═══ Listed records
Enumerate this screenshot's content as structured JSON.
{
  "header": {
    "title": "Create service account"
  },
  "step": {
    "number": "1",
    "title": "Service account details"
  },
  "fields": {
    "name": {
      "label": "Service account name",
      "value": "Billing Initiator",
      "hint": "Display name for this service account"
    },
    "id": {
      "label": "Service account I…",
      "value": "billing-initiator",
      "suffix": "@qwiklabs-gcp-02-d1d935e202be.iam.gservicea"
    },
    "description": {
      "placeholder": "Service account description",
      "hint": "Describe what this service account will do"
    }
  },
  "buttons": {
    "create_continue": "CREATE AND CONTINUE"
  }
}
══════
Task statement: Return the material exactly as it stands.

Solved exercise:
Enumerate this screenshot's content as structured JSON.
{
  "header": {
    "title": "Create service account"
  },
  "step": {
    "number": "1",
    "title": "Service account details"
  },
  "fields": {
    "name": {
      "label": "Service account name",
      "value": "Billing Initiator",
      "hint": "Display name for this service account"
    },
    "id": {
      "label": "Service account I…",
      "value": "billing-initiator",
      "suffix": "@qwiklabs-gcp-02-d1d935e202be.iam.gservicea"
    },
    "description": {
      "placeholder": "Service account description",
      "hint": "Describe what this service account will do"
    }
  },
  "buttons": {
    "create_continue": "CREATE AND CONTINUE"
  }
}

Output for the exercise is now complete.